The request: Please print every line from the one containing "162 559 225</box>" through the one containing "list-item: 1. 对建筑行业人力资源管理的理解和经验。", keeping each character unchanged.

Provided material:
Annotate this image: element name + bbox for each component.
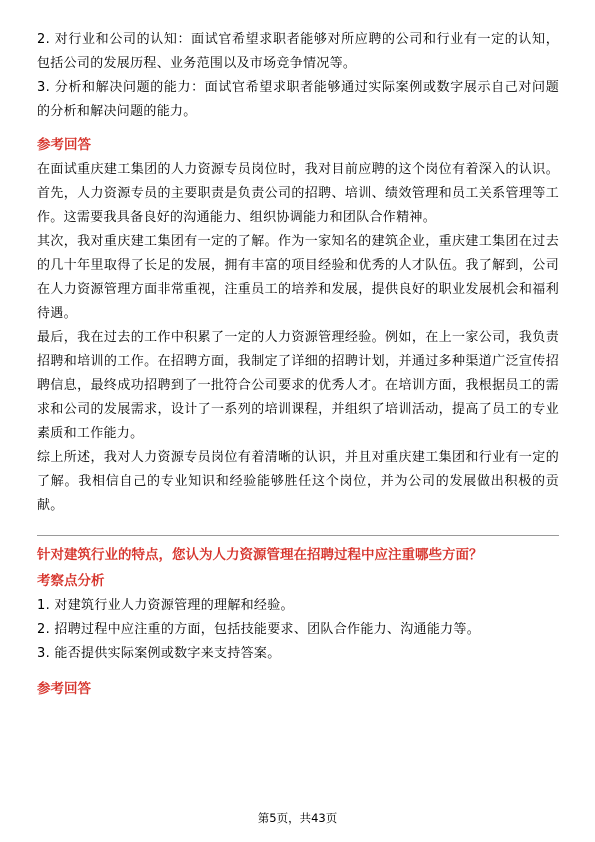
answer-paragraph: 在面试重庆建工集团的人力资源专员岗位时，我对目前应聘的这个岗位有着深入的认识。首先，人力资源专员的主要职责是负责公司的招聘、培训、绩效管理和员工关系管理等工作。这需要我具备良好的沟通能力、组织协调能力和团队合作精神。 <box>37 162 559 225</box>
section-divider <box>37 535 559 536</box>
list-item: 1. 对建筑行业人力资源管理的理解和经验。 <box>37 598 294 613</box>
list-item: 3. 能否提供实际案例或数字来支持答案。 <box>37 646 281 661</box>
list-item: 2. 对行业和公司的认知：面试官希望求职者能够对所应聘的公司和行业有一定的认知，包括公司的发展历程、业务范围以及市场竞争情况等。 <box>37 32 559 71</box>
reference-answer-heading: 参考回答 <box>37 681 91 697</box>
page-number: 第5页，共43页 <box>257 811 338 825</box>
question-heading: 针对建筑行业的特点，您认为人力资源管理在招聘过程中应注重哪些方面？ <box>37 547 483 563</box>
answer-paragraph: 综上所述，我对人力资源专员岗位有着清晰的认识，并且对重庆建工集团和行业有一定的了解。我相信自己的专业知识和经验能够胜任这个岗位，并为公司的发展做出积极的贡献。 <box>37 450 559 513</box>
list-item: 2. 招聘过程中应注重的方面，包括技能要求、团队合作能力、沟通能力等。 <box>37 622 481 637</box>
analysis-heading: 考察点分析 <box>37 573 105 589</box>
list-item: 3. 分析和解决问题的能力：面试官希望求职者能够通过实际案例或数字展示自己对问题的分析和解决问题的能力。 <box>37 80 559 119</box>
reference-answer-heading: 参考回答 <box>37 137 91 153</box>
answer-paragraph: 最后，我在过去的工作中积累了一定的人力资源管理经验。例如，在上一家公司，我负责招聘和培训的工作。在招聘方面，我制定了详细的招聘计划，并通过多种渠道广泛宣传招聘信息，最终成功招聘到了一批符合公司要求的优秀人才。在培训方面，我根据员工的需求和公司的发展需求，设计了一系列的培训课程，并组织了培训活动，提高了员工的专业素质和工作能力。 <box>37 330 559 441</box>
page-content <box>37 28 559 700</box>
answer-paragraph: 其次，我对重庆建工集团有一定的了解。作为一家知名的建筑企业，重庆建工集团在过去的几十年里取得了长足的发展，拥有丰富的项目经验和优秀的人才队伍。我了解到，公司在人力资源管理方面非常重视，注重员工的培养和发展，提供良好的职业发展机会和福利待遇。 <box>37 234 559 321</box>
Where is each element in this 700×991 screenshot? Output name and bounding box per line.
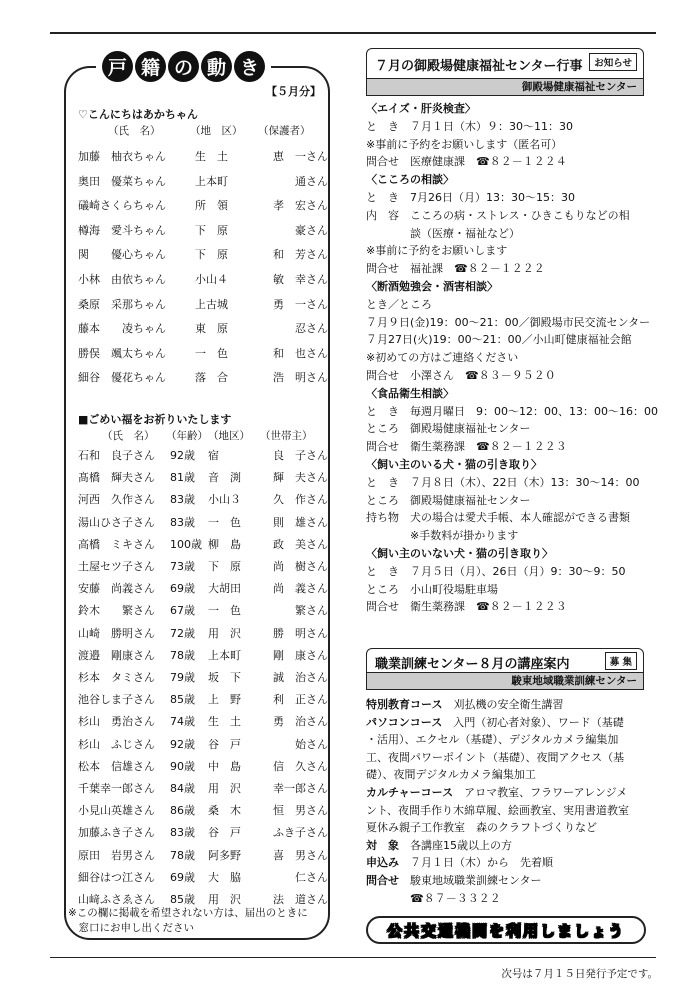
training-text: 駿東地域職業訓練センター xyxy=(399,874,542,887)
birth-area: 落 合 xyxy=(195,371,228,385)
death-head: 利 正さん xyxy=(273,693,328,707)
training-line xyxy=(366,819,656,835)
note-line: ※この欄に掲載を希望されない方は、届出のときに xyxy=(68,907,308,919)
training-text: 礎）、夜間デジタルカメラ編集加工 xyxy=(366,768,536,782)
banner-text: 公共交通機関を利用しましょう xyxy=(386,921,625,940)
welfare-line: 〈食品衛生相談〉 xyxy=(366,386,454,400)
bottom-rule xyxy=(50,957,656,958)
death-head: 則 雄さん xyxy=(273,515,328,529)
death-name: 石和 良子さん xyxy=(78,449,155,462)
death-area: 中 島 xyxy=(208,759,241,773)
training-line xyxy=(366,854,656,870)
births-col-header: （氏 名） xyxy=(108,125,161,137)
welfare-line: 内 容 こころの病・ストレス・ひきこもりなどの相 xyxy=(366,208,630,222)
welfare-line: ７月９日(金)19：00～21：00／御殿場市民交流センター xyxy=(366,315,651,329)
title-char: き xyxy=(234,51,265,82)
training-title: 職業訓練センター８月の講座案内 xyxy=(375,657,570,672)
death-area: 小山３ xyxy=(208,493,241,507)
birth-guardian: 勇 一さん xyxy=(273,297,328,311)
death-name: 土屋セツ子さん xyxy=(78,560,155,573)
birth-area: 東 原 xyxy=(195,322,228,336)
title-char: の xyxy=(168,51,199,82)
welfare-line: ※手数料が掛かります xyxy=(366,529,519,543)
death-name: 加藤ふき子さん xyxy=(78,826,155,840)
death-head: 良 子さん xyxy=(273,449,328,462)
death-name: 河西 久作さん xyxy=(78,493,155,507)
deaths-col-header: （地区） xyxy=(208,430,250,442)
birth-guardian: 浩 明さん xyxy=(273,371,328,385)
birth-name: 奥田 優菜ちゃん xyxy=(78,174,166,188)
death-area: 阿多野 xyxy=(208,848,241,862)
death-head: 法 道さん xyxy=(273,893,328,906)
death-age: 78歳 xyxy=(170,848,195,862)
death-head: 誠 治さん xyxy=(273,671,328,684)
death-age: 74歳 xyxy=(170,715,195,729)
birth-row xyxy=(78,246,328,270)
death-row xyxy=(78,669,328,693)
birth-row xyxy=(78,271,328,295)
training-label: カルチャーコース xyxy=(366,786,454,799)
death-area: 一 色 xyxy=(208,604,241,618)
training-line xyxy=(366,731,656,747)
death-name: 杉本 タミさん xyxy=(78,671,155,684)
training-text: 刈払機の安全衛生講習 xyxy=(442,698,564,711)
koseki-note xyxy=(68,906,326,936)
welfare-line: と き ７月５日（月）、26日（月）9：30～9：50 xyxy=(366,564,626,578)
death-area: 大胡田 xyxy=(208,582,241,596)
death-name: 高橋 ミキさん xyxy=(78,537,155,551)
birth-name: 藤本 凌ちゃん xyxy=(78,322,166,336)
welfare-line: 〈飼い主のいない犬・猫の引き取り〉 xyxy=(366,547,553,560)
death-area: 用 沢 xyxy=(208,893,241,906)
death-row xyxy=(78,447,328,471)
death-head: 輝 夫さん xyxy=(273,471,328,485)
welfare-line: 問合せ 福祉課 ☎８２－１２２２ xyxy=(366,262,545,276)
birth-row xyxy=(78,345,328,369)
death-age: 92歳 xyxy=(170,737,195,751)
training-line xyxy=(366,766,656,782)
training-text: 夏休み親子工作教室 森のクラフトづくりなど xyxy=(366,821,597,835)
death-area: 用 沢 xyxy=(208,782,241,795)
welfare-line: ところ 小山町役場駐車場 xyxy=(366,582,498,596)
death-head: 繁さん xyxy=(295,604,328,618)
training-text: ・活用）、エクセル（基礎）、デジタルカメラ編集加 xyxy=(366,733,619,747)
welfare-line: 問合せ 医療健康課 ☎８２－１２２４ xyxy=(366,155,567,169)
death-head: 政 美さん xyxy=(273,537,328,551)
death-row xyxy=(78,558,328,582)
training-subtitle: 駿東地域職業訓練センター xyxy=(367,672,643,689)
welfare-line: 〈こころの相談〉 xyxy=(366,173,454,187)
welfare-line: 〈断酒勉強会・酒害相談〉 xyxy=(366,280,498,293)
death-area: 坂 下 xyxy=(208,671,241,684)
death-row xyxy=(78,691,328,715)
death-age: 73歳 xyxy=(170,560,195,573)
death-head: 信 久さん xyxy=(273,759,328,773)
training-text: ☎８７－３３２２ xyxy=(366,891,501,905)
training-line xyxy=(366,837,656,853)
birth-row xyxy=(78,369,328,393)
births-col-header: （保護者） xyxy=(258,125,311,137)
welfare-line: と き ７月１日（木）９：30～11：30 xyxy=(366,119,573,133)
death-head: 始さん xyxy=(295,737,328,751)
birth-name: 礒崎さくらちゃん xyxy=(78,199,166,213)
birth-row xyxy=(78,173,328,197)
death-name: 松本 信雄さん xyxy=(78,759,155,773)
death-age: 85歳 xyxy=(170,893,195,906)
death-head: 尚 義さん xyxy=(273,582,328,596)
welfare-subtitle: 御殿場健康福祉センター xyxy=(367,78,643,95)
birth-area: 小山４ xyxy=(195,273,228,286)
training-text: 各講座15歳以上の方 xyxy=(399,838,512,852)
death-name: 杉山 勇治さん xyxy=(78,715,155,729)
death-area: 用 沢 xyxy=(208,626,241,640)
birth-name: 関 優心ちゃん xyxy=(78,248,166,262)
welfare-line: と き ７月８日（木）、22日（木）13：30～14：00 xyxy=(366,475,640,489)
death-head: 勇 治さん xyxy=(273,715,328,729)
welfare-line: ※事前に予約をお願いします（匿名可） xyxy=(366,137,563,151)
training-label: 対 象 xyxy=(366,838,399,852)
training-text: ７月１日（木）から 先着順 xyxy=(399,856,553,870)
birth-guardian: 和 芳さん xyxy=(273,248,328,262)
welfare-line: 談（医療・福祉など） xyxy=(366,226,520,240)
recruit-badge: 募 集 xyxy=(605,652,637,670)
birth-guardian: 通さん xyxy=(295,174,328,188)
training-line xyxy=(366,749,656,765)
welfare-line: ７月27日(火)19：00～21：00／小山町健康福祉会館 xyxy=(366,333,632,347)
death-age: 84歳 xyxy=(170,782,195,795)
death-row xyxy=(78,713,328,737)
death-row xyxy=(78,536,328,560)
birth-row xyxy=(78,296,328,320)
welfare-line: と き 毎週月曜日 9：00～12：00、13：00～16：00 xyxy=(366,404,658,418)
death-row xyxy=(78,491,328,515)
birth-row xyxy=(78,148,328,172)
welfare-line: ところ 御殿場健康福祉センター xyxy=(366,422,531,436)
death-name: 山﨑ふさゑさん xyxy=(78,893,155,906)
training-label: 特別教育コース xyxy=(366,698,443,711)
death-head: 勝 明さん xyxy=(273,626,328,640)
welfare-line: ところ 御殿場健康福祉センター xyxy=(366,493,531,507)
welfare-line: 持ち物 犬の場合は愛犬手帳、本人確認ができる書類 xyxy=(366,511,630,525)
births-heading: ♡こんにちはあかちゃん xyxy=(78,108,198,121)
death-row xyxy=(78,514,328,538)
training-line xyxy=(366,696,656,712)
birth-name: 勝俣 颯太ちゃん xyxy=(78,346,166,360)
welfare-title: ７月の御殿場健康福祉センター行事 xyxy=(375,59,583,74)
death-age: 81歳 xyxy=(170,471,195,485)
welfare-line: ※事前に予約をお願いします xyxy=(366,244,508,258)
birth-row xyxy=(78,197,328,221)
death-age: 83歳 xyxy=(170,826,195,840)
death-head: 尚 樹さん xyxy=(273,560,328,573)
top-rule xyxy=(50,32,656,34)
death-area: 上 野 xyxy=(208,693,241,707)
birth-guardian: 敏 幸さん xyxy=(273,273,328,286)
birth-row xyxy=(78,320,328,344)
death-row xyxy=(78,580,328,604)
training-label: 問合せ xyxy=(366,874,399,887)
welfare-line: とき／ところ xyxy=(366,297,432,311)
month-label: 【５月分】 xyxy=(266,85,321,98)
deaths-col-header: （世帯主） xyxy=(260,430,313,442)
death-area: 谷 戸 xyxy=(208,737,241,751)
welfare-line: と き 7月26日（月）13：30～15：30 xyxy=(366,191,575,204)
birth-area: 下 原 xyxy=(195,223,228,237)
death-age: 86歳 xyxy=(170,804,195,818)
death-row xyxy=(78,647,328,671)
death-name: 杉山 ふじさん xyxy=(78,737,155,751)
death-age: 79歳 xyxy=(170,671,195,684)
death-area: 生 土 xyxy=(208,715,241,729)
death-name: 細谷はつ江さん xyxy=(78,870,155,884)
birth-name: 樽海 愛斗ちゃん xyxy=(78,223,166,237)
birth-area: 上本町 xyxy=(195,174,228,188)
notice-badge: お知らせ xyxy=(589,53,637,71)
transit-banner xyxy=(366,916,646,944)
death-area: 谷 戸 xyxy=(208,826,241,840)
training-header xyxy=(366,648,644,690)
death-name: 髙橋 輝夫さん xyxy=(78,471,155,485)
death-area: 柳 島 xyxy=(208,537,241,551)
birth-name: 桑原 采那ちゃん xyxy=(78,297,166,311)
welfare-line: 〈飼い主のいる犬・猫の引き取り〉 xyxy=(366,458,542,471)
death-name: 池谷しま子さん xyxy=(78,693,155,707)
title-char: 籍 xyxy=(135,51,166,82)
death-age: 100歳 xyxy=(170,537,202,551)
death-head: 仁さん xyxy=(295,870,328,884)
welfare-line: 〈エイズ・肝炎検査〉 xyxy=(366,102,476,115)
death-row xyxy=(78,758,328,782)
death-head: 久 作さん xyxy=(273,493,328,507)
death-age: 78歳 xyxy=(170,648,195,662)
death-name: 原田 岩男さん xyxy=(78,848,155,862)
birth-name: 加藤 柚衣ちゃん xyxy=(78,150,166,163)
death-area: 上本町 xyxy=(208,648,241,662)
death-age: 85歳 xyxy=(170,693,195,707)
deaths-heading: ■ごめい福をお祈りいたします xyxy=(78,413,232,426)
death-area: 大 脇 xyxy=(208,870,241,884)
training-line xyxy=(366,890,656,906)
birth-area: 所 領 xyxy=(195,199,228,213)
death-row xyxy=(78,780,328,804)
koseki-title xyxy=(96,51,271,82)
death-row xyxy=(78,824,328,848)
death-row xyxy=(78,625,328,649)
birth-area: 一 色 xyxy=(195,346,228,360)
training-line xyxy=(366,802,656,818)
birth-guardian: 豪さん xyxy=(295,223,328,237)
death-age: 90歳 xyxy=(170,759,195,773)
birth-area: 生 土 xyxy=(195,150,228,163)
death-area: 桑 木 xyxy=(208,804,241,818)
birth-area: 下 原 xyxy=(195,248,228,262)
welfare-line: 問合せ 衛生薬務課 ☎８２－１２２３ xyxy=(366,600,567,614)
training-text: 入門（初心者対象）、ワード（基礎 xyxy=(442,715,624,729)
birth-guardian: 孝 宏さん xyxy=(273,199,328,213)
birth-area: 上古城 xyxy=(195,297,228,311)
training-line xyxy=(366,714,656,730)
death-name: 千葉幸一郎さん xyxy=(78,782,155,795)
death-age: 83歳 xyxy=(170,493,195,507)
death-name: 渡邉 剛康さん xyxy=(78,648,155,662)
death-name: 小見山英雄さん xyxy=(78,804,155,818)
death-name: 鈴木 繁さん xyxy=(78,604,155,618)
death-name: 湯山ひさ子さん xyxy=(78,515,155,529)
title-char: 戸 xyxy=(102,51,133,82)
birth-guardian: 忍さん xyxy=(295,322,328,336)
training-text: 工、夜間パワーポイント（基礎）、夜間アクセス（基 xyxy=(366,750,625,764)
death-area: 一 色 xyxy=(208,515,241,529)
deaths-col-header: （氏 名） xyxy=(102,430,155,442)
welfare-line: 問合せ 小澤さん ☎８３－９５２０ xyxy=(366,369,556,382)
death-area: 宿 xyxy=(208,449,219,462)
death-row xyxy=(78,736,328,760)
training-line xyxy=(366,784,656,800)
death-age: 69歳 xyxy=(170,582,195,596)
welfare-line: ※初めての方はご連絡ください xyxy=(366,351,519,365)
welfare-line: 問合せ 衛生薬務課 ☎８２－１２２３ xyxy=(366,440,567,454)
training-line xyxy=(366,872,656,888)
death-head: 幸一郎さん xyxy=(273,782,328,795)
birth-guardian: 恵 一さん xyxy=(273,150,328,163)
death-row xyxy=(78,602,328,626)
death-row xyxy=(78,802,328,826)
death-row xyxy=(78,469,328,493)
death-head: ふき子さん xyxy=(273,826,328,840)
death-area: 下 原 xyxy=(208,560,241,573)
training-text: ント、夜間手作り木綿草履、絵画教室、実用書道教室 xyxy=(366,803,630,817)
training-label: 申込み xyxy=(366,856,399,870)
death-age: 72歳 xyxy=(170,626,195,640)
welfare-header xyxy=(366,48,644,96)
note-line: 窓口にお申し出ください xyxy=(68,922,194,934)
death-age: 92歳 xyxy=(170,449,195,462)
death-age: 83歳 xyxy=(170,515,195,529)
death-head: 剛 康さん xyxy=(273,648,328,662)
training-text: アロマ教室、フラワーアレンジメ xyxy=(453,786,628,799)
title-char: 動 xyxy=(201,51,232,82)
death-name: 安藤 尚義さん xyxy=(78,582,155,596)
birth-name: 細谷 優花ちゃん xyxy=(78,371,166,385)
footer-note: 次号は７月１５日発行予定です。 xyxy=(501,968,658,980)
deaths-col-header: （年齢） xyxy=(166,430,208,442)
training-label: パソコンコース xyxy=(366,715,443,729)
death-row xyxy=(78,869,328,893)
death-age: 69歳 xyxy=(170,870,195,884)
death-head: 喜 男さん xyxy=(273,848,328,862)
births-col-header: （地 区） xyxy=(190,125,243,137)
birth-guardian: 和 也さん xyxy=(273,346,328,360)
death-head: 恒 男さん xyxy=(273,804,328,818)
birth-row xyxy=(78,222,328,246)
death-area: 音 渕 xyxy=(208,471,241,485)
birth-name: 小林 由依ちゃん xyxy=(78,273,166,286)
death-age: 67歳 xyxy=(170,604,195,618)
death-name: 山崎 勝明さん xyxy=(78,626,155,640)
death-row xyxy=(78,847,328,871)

Completed exercise:
answer-paragraph: 在面试重庆建工集团的人力资源专员岗位时，我对目前应聘的这个岗位有着深入的认识。首先，人力资源专员的主要职责是负责公司的招聘、培训、绩效管理和员工关系管理等工作。这需要我具备良好的沟通能力、组织协调能力和团队合作精神。 <box>37 162 559 225</box>
section-divider <box>37 535 559 536</box>
list-item: 1. 对建筑行业人力资源管理的理解和经验。 <box>37 598 294 613</box>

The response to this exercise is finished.